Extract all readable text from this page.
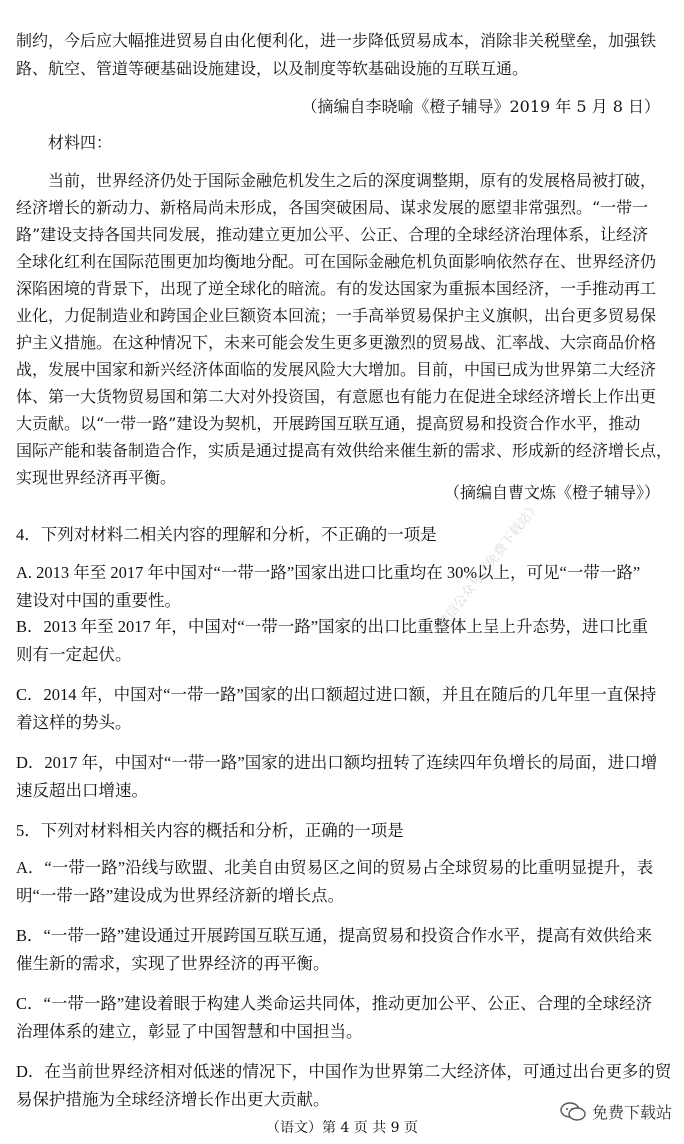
制约，今后应大幅推进贸易自由化便利化，进一步降低贸易成本，消除非关税壁垒，加强铁
路、航空、管道等硬基础设施建设，以及制度等软基础设施的互联互通。
（摘编自李晓喻《橙子辅导》2019 年 5 月 8 日）
材料四：
当前，世界经济仍处于国际金融危机发生之后的深度调整期，原有的发展格局被打破，
经济增长的新动力、新格局尚未形成，各国突破困局、谋求发展的愿望非常强烈。“一带一
路”建设支持各国共同发展，推动建立更加公平、公正、合理的全球经济治理体系，让经济
全球化红利在国际范围更加均衡地分配。可在国际金融危机负面影响依然存在、世界经济仍
深陷困境的背景下，出现了逆全球化的暗流。有的发达国家为重振本国经济，一手推动再工
业化，力促制造业和跨国企业巨额资本回流；一手高举贸易保护主义旗帜，出台更多贸易保
护主义措施。在这种情况下，未来可能会发生更多更激烈的贸易战、汇率战、大宗商品价格
战，发展中国家和新兴经济体面临的发展风险大大增加。目前，中国已成为世界第二大经济
体、第一大货物贸易国和第二大对外投资国，有意愿也有能力在促进全球经济增长上作出更
大贡献。以“一带一路”建设为契机，开展跨国互联互通，提高贸易和投资合作水平，推动
国际产能和装备制造合作，实质是通过提高有效供给来催生新的需求、形成新的经济增长点，
实现世界经济再平衡。
（摘编自曹文炼《橙子辅导》）
4．下列对材料二相关内容的理解和分析，不正确的一项是
A. 2013 年至 2017 年中国对“一带一路”国家出进口比重均在 30%以上，可见“一带一路”
建设对中国的重要性。
B．2013 年至 2017 年，中国对“一带一路”国家的出口比重整体上呈上升态势，进口比重
则有一定起伏。
C．2014 年，中国对“一带一路”国家的出口额超过进口额，并且在随后的几年里一直保持
着这样的势头。
D．2017 年，中国对“一带一路”国家的进出口额均扭转了连续四年负增长的局面，进口增
速反超出口增速。
5．下列对材料相关内容的概括和分析，正确的一项是
A．“一带一路”沿线与欧盟、北美自由贸易区之间的贸易占全球贸易的比重明显提升，表
明“一带一路”建设成为世界经济新的增长点。
B．“一带一路”建设通过开展跨国互联互通，提高贸易和投资合作水平，提高有效供给来
催生新的需求，实现了世界经济的再平衡。
C．“一带一路”建设着眼于构建人类命运共同体，推动更加公平、公正、合理的全球经济
治理体系的建立，彰显了中国智慧和中国担当。
D．在当前世界经济相对低迷的情况下，中国作为世界第二大经济体，可通过出台更多的贸
易保护措施为全球经济增长作出更大贡献。
微信公众号《免费下载站》
（语文）第 4 页 共 9 页
免费下载站
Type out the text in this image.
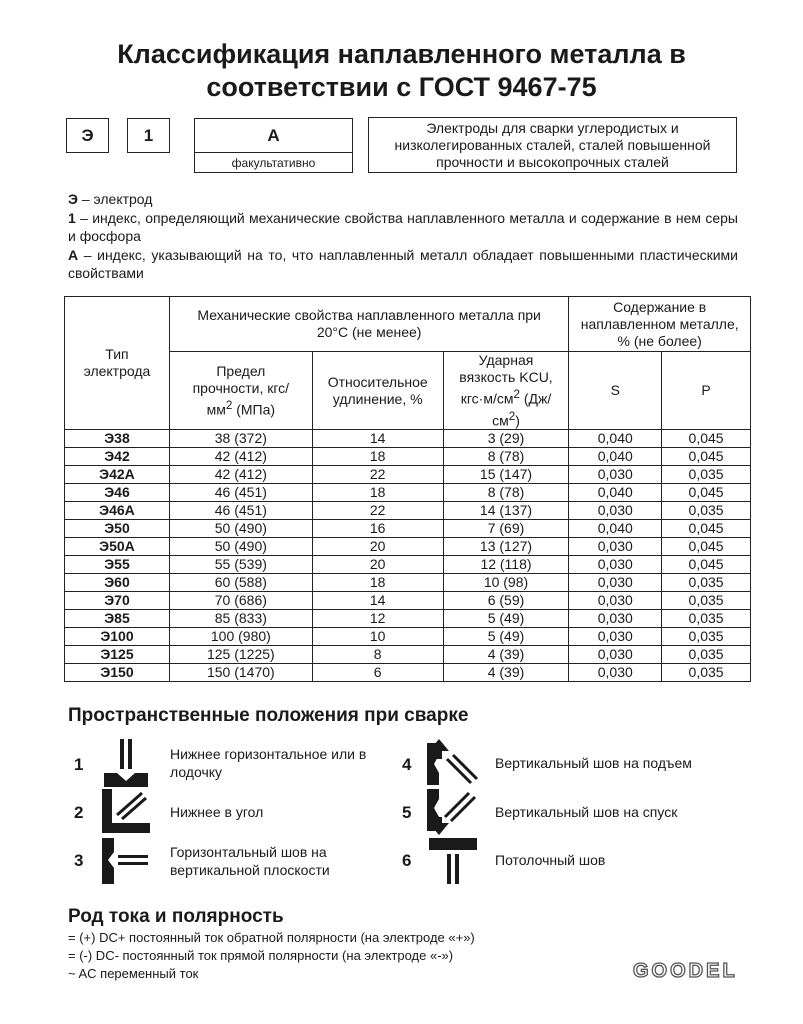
Классификация наплавленного металла в
соответствии с ГОСТ 9467-75
Э	1	А
факультативно
Электроды для сварки углеродистых и низколегированных сталей, сталей повышенной прочности и высокопрочных сталей

Э – электрод

1 – индекс, определяющий механические свойства наплавленного металла и содержание в нем серы и фосфора

А – индекс, указывающий на то, что наплавленный металл обладает повышенными пластическими свойствами

Тип электрода	Механические свойства наплавленного металла при 20°С (не менее)			Содержание в наплавленном металле, % (не более)	
	Предел прочности, кгс/$мм^2$ (МПа)	Относительное удлинение, %	Ударная вязкость KCU, $кгс\cdot м/см^2$ $(Дж/см^2)$	S	P
Э38	38 (372)	14	3 (29)	0,040	0,045
Э42	42 (412)	18	8 (78)	0,040	0,045
Э42А	42 (412)	22	15 (147)	0,030	0,035
Э46	46 (451)	18	8 (78)	0,040	0,045
Э46А	46 (451)	22	14 (137)	0,030	0,035
Э50	50 (490)	16	7 (69)	0,040	0,045
Э50А	50 (490)	20	13 (127)	0,030	0,045
Э55	55 (539)	20	12 (118)	0,030	0,045
Э60	60 (588)	18	10 (98)	0,030	0,035
Э70	70 (686)	14	6 (59)	0,030	0,035
Э85	85 (833)	12	5 (49)	0,030	0,035
Э100	100 (980)	10	5 (49)	0,030	0,035
Э125	125 (1225)	8	4 (39)	0,030	0,035
Э150	150 (1470)	6	4 (39)	0,030	0,035
Пространственные положения при сварке
1
Нижнее горизонтальное или в лодочку
2	Нижнее в угол
3	Горизонтальный шов на вертикальной плоскости
4	Вертикальный шов на подъем
5	Вертикальный шов на спуск
6	Потолочный шов
Род тока и полярность
= (+) DC+ постоянный ток обратной полярности (на электроде «+»)
= (-) DC- постоянный ток прямой полярности (на электроде «-»)
~ AC переменный ток	GOODEL
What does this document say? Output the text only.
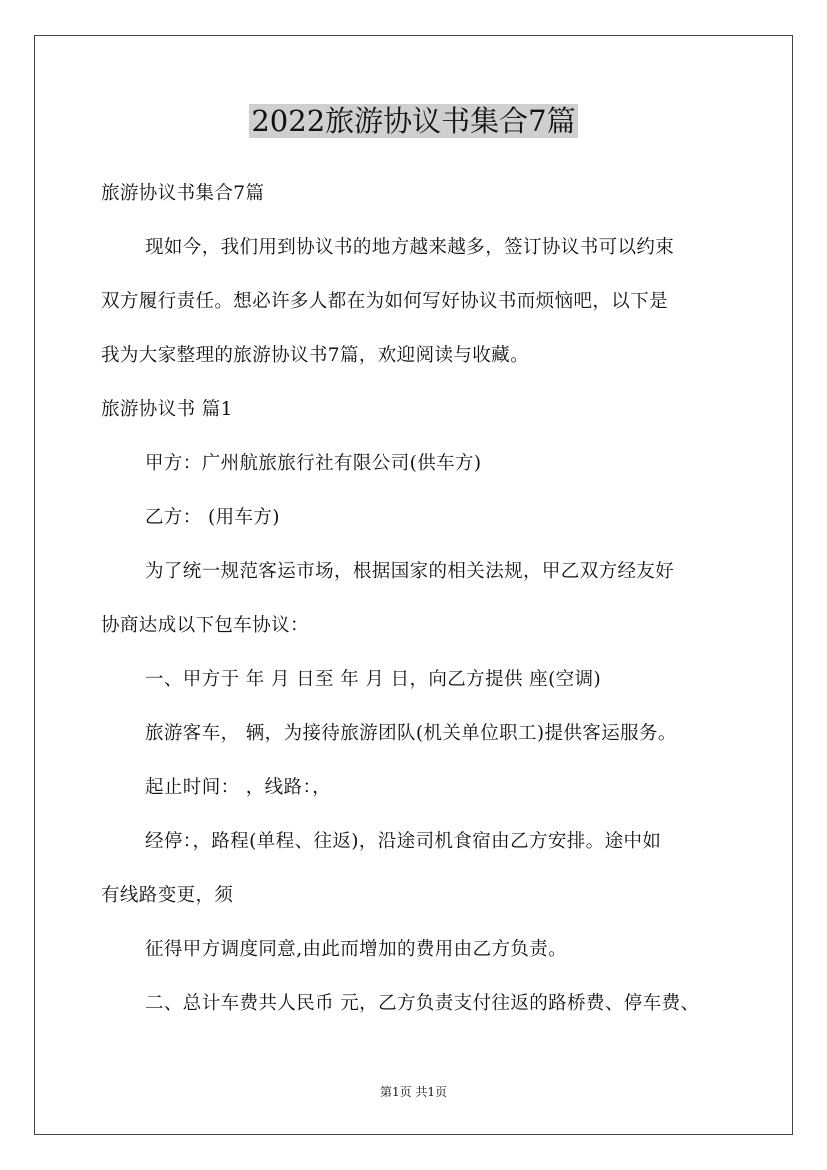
2022旅游协议书集合7篇

旅游协议书集合7篇

现如今，我们用到协议书的地方越来越多，签订协议书可以约束

双方履行责任。想必许多人都在为如何写好协议书而烦恼吧，以下是

我为大家整理的旅游协议书7篇，欢迎阅读与收藏。

旅游协议书 篇1

甲方：广州航旅旅行社有限公司(供车方)

乙方： (用车方)

为了统一规范客运市场，根据国家的相关法规，甲乙双方经友好

协商达成以下包车协议：

一、甲方于 年 月 日至 年 月 日，向乙方提供 座(空调)

旅游客车， 辆，为接待旅游团队(机关单位职工)提供客运服务。

起止时间： ，线路：，

经停：，路程(单程、往返)，沿途司机食宿由乙方安排。途中如

有线路变更，须

征得甲方调度同意,由此而增加的费用由乙方负责。

二、总计车费共人民币 元，乙方负责支付往返的路桥费、停车费、

第1页 共1页
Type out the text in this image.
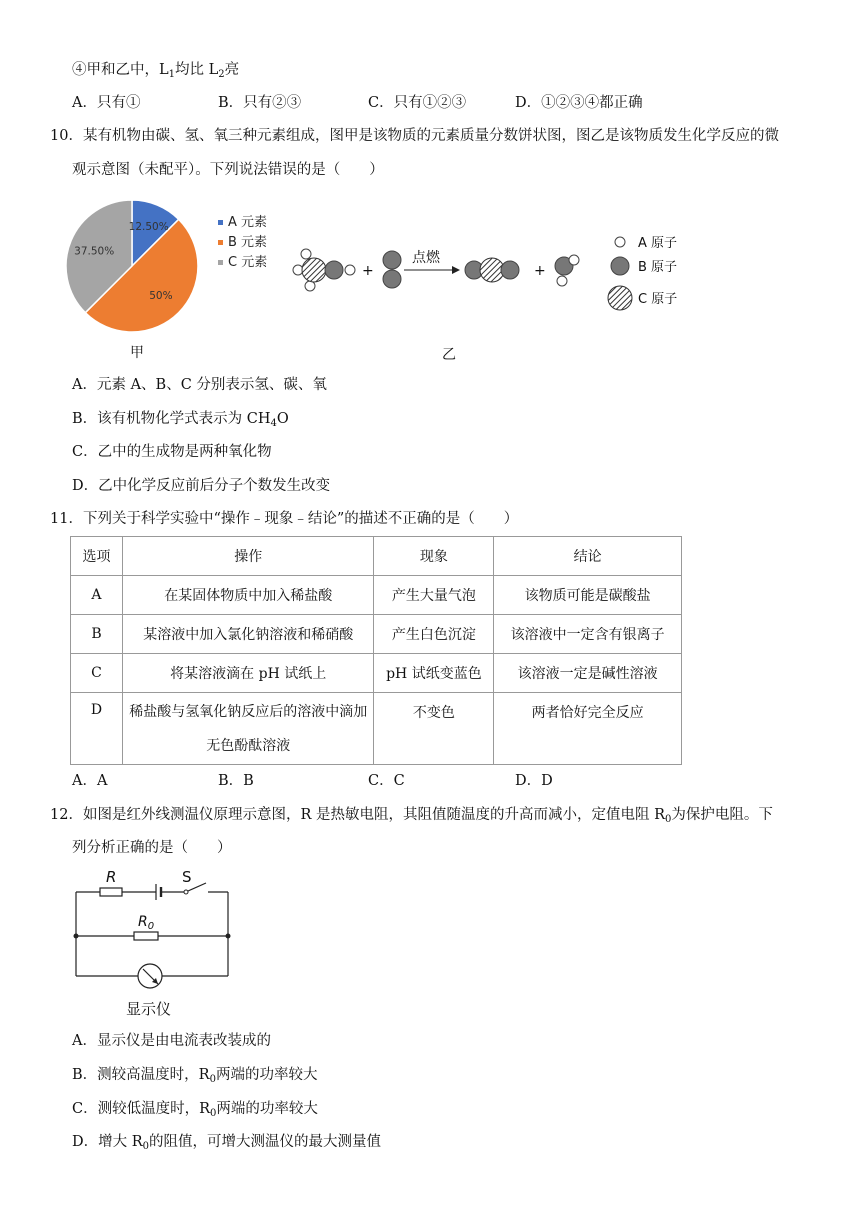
④甲和乙中，$L_1$均比 $L_2$亮
A．只有①	B．只有②③	C．只有①②③	D．①②③④都正确
10．某有机物由碳、氢、氧三种元素组成，图甲是该物质的元素质量分数饼状图，图乙是该物质发生化学反应的微
观示意图（未配平）。下列说法错误的是（　　）
12.50%
50%
37.50%
A 元素
B 元素
C 元素
甲
+
点燃
+
A 原子
B 原子
C 原子
乙
A．元素 A、B、C 分别表示氢、碳、氧
B．该有机物化学式表示为 $CH_4O$
C．乙中的生成物是两种氧化物
D．乙中化学反应前后分子个数发生改变
11．下列关于科学实验中“操作﹣现象﹣结论”的描述不正确的是（　　）
选项	操作	现象	结论
A	在某固体物质中加入稀盐酸	产生大量气泡	该物质可能是碳酸盐
B	某溶液中加入氯化钠溶液和稀硝酸	产生白色沉淀	该溶液中一定含有银离子
C	将某溶液滴在 pH 试纸上	pH 试纸变蓝色	该溶液一定是碱性溶液
D	稀盐酸与氢氧化钠反应后的溶液中滴加无色酚酞溶液	不变色	两者恰好完全反应
A．A	B．B	C．C	D．D
12．如图是红外线测温仪原理示意图，R 是热敏电阻，其阻值随温度的升高而减小，定值电阻 $R_0$为保护电阻。下
列分析正确的是（　　）
R	S
$R_0$
显示仪
A．显示仪是由电流表改装成的
B．测较高温度时，$R_0$两端的功率较大
C．测较低温度时，$R_0$两端的功率较大
D．增大 $R_0$的阻值，可增大测温仪的最大测量值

◆ ◆ ◆ ◆ ◆

Repeat each entry exactly as it appears; skip any picture.

Extract all readable text from this page.
制约，今后应大幅推进贸易自由化便利化，进一步降低贸易成本，消除非关税壁垒，加强铁
路、航空、管道等硬基础设施建设，以及制度等软基础设施的互联互通。
（摘编自李晓喻《橙子辅导》2019 年 5 月 8 日）
材料四：
当前，世界经济仍处于国际金融危机发生之后的深度调整期，原有的发展格局被打破，
经济增长的新动力、新格局尚未形成，各国突破困局、谋求发展的愿望非常强烈。“一带一
路”建设支持各国共同发展，推动建立更加公平、公正、合理的全球经济治理体系，让经济
全球化红利在国际范围更加均衡地分配。可在国际金融危机负面影响依然存在、世界经济仍
深陷困境的背景下，出现了逆全球化的暗流。有的发达国家为重振本国经济，一手推动再工
业化，力促制造业和跨国企业巨额资本回流；一手高举贸易保护主义旗帜，出台更多贸易保
护主义措施。在这种情况下，未来可能会发生更多更激烈的贸易战、汇率战、大宗商品价格
战，发展中国家和新兴经济体面临的发展风险大大增加。目前，中国已成为世界第二大经济
体、第一大货物贸易国和第二大对外投资国，有意愿也有能力在促进全球经济增长上作出更
大贡献。以“一带一路”建设为契机，开展跨国互联互通，提高贸易和投资合作水平，推动
国际产能和装备制造合作，实质是通过提高有效供给来催生新的需求、形成新的经济增长点，
实现世界经济再平衡。
（摘编自曹文炼《橙子辅导》）
4．下列对材料二相关内容的理解和分析，不正确的一项是
A. 2013 年至 2017 年中国对“一带一路”国家出进口比重均在 30%以上，可见“一带一路”
建设对中国的重要性。
B．2013 年至 2017 年，中国对“一带一路”国家的出口比重整体上呈上升态势，进口比重
则有一定起伏。
C．2014 年，中国对“一带一路”国家的出口额超过进口额，并且在随后的几年里一直保持
着这样的势头。
D．2017 年，中国对“一带一路”国家的进出口额均扭转了连续四年负增长的局面，进口增
速反超出口增速。
5．下列对材料相关内容的概括和分析，正确的一项是
A．“一带一路”沿线与欧盟、北美自由贸易区之间的贸易占全球贸易的比重明显提升，表
明“一带一路”建设成为世界经济新的增长点。
B．“一带一路”建设通过开展跨国互联互通，提高贸易和投资合作水平，提高有效供给来
催生新的需求，实现了世界经济的再平衡。
C．“一带一路”建设着眼于构建人类命运共同体，推动更加公平、公正、合理的全球经济
治理体系的建立，彰显了中国智慧和中国担当。
D．在当前世界经济相对低迷的情况下，中国作为世界第二大经济体，可通过出台更多的贸
易保护措施为全球经济增长作出更大贡献。
微信公众号《免费下载站》
（语文）第 4 页 共 9 页
免费下载站
Type out the text in this image.
Классификация наплавленного металла в
соответствии с ГОСТ 9467-75
Э	1	А
факультативно
Электроды для сварки углеродистых и низколегированных сталей, сталей повышенной прочности и высокопрочных сталей

Э – электрод

1 – индекс, определяющий механические свойства наплавленного металла и содержание в нем серы и фосфора

А – индекс, указывающий на то, что наплавленный металл обладает повышенными пластическими свойствами

Тип электрода	Механические свойства наплавленного металла при 20°С (не менее)			Содержание в наплавленном металле, % (не более)	
	Предел прочности, кгс/$мм^2$ (МПа)	Относительное удлинение, %	Ударная вязкость KCU, $кгс\cdot м/см^2$ $(Дж/см^2)$	S	P
Э38	38 (372)	14	3 (29)	0,040	0,045
Э42	42 (412)	18	8 (78)	0,040	0,045
Э42А	42 (412)	22	15 (147)	0,030	0,035
Э46	46 (451)	18	8 (78)	0,040	0,045
Э46А	46 (451)	22	14 (137)	0,030	0,035
Э50	50 (490)	16	7 (69)	0,040	0,045
Э50А	50 (490)	20	13 (127)	0,030	0,045
Э55	55 (539)	20	12 (118)	0,030	0,045
Э60	60 (588)	18	10 (98)	0,030	0,035
Э70	70 (686)	14	6 (59)	0,030	0,035
Э85	85 (833)	12	5 (49)	0,030	0,035
Э100	100 (980)	10	5 (49)	0,030	0,035
Э125	125 (1225)	8	4 (39)	0,030	0,035
Э150	150 (1470)	6	4 (39)	0,030	0,035
Пространственные положения при сварке
1
Нижнее горизонтальное или в лодочку
2	Нижнее в угол
3	Горизонтальный шов на вертикальной плоскости
4	Вертикальный шов на подъем
5	Вертикальный шов на спуск
6	Потолочный шов
Род тока и полярность
= (+) DC+ постоянный ток обратной полярности (на электроде «+»)
= (-) DC- постоянный ток прямой полярности (на электроде «-»)
~ AC переменный ток	GOODEL
What does this document say? Output the text only.
2022旅游协议书集合7篇

旅游协议书集合7篇

现如今，我们用到协议书的地方越来越多，签订协议书可以约束

双方履行责任。想必许多人都在为如何写好协议书而烦恼吧，以下是

我为大家整理的旅游协议书7篇，欢迎阅读与收藏。

旅游协议书 篇1

甲方：广州航旅旅行社有限公司(供车方)

乙方： (用车方)

为了统一规范客运市场，根据国家的相关法规，甲乙双方经友好

协商达成以下包车协议：

一、甲方于 年 月 日至 年 月 日，向乙方提供 座(空调)

旅游客车， 辆，为接待旅游团队(机关单位职工)提供客运服务。

起止时间： ，线路：，

经停：，路程(单程、往返)，沿途司机食宿由乙方安排。途中如

有线路变更，须

征得甲方调度同意,由此而增加的费用由乙方负责。

二、总计车费共人民币 元，乙方负责支付往返的路桥费、停车费、

第1页 共1页
Type out the text in this image.
④甲和乙中，$L_1$均比 $L_2$亮
A．只有①	B．只有②③	C．只有①②③	D．①②③④都正确
10．某有机物由碳、氢、氧三种元素组成，图甲是该物质的元素质量分数饼状图，图乙是该物质发生化学反应的微
观示意图（未配平）。下列说法错误的是（　　）
12.50%
50%
37.50%
A 元素
B 元素
C 元素
甲
+
点燃
+
A 原子
B 原子
C 原子
乙
A．元素 A、B、C 分别表示氢、碳、氧
B．该有机物化学式表示为 $CH_4O$
C．乙中的生成物是两种氧化物
D．乙中化学反应前后分子个数发生改变
11．下列关于科学实验中“操作﹣现象﹣结论”的描述不正确的是（　　）
选项	操作	现象	结论
A	在某固体物质中加入稀盐酸	产生大量气泡	该物质可能是碳酸盐
B	某溶液中加入氯化钠溶液和稀硝酸	产生白色沉淀	该溶液中一定含有银离子
C	将某溶液滴在 pH 试纸上	pH 试纸变蓝色	该溶液一定是碱性溶液
D	稀盐酸与氢氧化钠反应后的溶液中滴加无色酚酞溶液	不变色	两者恰好完全反应
A．A	B．B	C．C	D．D
12．如图是红外线测温仪原理示意图，R 是热敏电阻，其阻值随温度的升高而减小，定值电阻 $R_0$为保护电阻。下
列分析正确的是（　　）
R	S
$R_0$
显示仪
A．显示仪是由电流表改装成的
B．测较高温度时，$R_0$两端的功率较大
C．测较低温度时，$R_0$两端的功率较大
D．增大 $R_0$的阻值，可增大测温仪的最大测量值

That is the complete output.